TEXT SEGMENT section start

All your rhetoric are belong to us

A GamerGate tactic goes mainstream and the mainstream media backs down fast.

When Jim DeMint wanted to dis a TV interviewer’s suggestion that Obamacare has merits as well as flaws, the former senator and tea partyer used a handy putdown: “You can put all that under the category of fake news.”

When conspiracy theorist Alex Jones wanted to deny a CNN report that Ivanka Trump would take over the East Wing offices traditionally occupied by the first lady, he used the same label.

And when a writer for an arch-conservative website needed a putdown for ABC’s chief White House correspondent Jonathan Karl, he reached for the obvious: “fake-news propagandist.”

Fake news has a real meaning — deliberately constructed lies, in the form of news articles, meant to mislead the public. For example: The one falsely claiming that Pope Francis had endorsed Donald Trump, or the one alleging without basis that Hillary Clinton would be indicted just before the election.

But though the term hasn’t been around long, its meaning already is lost. Faster than you could say “Pizzagate,” the label has been co-opted to mean any number of completely different things: Liberal claptrap. Or opinion from left-of-center. Or simply anything in the realm of news that the observer doesn’t like to hear.

“The speed with which the term became polarized and in fact a rhetorical weapon illustrates how efficient the conservative media machine has become,” said George Washington University professor Nikki Usher.

As Jeremy Peters wrote in the New York Times: “Conservative cable and radio personalities, top Republicans and even Mr. Trump himself . . . have appropriated the term and turned it against any news they see as hostile to their agenda.”

So, here’s a modest proposal for the truth-based community.

Let’s get out the hook and pull that baby off stage. Yes: Simply stop using it.

The Alt-Right and conservatives managed to jujitsu the rhetorical term “fake news” so easily because the best rhetoric is rooted in truth. And because it is readily observable that no one reports more false information than the mainstream media, there were far more examples that could be reasonably described as “fake news” to be found in the mainstream media than were being spread around social media by the Right. Ergo, it stuck to them rather than to their targets, and blew up in their faces.

That doesn’t mean the tactic will work every time, only when the truth is more in line with the Right’s use of the rhetorical term than the Left’s. Of course, that will be most of the time, as the shameless dishonesty in this piece demonstrates:

“the label has been co-opted to mean any number of completely different things: Liberal claptrap. Or opinion from left-of-center. Or simply anything in the realm of news that the observer doesn’t like to hear.”

No, it hasn’t, as it was instead applied to mean false information presented as accurate news by the mainstream media. Notice that Left can’t afford to be completely honest even when they are affecting to do so, which is why they will always be vulnerable to rhetorical jujitsu of this sort. And on a tangential note, observe that this is why larping and “mocking” the media by playing along with its narrative is always a mistake, as doing so strengthens their rhetoric and eliminates the possibility of turning it around on them.

If you don’t understand the tactic’s connection to #GamerGate, it is an application of the frequently used GG tactic of taking over enemy hashtags, also known as “all ur hashtag are belong to us”. I even described this specific tactic in modest detail in SJWs Always Lie.

TEXT SEGMENT section end
EXTRACTED MATERIAL section start

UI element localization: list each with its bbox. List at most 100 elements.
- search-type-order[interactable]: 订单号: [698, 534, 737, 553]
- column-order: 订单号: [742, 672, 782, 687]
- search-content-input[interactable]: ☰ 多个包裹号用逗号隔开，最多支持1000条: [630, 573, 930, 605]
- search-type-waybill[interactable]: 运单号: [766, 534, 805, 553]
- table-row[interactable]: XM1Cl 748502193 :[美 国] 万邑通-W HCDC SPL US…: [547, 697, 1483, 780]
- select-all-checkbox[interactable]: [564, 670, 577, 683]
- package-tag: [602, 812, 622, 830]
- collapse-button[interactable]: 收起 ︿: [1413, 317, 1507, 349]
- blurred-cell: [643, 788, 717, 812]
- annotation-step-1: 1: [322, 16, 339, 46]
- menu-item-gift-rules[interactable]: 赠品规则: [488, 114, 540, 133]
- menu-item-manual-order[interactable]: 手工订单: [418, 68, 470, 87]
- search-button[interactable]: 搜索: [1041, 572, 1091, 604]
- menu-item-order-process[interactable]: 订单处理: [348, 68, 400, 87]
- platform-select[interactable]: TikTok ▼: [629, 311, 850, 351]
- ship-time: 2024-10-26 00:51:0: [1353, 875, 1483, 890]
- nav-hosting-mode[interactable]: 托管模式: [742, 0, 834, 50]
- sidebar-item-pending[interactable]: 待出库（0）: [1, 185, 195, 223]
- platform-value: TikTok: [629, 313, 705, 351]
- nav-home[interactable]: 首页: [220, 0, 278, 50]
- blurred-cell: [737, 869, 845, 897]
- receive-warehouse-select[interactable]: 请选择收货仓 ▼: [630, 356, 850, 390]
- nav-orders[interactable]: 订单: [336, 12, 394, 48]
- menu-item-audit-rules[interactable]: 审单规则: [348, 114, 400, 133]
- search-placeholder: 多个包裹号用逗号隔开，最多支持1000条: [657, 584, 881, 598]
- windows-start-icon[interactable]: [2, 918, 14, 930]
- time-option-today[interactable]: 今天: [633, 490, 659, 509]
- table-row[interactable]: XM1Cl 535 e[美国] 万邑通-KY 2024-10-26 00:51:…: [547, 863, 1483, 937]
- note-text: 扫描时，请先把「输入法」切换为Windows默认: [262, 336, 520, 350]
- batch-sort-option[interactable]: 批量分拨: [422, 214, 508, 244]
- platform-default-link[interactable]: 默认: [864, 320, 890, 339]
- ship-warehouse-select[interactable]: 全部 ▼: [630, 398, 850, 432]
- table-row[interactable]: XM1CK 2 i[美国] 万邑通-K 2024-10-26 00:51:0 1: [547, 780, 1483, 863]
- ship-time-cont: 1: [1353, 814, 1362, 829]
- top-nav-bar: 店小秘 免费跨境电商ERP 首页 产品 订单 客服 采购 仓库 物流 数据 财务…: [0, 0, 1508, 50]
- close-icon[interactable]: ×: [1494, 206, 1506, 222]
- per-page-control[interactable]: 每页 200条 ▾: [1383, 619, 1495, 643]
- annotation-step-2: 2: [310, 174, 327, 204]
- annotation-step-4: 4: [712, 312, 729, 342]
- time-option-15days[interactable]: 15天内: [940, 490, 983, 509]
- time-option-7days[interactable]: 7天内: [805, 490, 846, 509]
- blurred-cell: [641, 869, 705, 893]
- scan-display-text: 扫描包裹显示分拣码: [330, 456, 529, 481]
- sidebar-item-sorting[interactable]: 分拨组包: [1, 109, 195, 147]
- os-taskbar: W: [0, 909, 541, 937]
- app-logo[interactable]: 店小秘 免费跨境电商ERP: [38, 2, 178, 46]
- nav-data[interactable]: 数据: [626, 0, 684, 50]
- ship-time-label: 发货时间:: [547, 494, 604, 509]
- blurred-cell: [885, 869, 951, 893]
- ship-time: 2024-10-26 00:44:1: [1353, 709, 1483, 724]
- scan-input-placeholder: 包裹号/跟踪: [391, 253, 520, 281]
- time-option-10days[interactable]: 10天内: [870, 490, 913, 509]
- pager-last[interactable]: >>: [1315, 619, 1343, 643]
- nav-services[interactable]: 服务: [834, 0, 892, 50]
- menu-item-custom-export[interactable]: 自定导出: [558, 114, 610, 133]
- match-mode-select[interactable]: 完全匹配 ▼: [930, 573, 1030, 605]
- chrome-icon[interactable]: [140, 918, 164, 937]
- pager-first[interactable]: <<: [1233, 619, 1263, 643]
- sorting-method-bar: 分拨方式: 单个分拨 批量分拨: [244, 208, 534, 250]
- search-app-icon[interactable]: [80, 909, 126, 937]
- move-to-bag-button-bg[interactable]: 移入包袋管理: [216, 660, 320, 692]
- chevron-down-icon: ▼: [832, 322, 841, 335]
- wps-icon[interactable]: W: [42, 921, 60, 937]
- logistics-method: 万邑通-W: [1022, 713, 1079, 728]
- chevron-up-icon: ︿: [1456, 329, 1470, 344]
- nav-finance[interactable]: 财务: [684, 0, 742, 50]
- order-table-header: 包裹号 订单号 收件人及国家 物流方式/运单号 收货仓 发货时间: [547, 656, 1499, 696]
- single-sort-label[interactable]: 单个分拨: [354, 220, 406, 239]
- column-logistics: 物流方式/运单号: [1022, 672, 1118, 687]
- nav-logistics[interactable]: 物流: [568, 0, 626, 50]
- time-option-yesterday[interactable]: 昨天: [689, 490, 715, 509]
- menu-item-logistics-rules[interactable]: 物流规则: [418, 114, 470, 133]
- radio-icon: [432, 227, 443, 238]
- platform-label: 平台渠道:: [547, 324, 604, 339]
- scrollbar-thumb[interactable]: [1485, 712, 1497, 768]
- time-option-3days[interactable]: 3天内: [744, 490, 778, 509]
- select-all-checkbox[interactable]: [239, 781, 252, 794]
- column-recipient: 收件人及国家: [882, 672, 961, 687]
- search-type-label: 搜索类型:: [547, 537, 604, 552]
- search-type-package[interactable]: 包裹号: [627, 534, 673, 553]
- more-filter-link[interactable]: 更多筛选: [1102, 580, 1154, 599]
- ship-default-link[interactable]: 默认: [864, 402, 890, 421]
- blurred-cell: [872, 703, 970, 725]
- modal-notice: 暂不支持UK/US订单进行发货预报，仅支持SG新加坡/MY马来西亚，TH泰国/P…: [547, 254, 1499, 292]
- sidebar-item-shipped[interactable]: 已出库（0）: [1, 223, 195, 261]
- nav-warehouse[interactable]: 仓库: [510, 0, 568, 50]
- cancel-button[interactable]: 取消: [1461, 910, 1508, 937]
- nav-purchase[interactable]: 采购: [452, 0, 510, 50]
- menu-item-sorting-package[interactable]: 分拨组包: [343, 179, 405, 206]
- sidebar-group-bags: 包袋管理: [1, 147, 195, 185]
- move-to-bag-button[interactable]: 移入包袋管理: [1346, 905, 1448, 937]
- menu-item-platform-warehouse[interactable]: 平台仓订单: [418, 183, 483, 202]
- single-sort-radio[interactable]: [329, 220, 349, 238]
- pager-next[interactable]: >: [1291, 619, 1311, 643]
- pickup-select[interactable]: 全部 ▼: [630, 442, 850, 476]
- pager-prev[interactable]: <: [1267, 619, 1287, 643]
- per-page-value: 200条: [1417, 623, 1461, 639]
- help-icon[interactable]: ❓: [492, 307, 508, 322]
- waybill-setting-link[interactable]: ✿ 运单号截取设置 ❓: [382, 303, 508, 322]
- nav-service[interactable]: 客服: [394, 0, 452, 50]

EXTRACTED MATERIAL section end

→ **REQUIRED ACTION 1**
In the post about the term "fake news," which George Washington University professor is quoted on how fast the term became polarized?
→ **REQUIRED ACTION 2**
Reproduce the passage of the post about the term "fake news," starting with "But though the" and going on through "stop using it.".
The records are material of their own and have no connection to the text about the term "fake news."

→ **RESPONSE AREA 1**
Nikki Usher.

→ **RESPONSE AREA 2**
But though the term hasn’t been around long, its meaning already is lost. Faster than you could say “Pizzagate,” the label has been co-opted to mean any number of completely different things: Liberal claptrap. Or opinion from left-of-center. Or simply anything in the realm of news that the observer doesn’t like to hear.

“The speed with which the term became polarized and in fact a rhetorical weapon illustrates how efficient the conservative media machine has become,” said George Washington University professor Nikki Usher.

As Jeremy Peters wrote in the New York Times: “Conservative cable and radio personalities, top Republicans and even Mr. Trump himself . . . have appropriated the term and turned it against any news they see as hostile to their agenda.”

So, here’s a modest proposal for the truth-based community.

Let’s get out the hook and pull that baby off stage. Yes: Simply stop using it.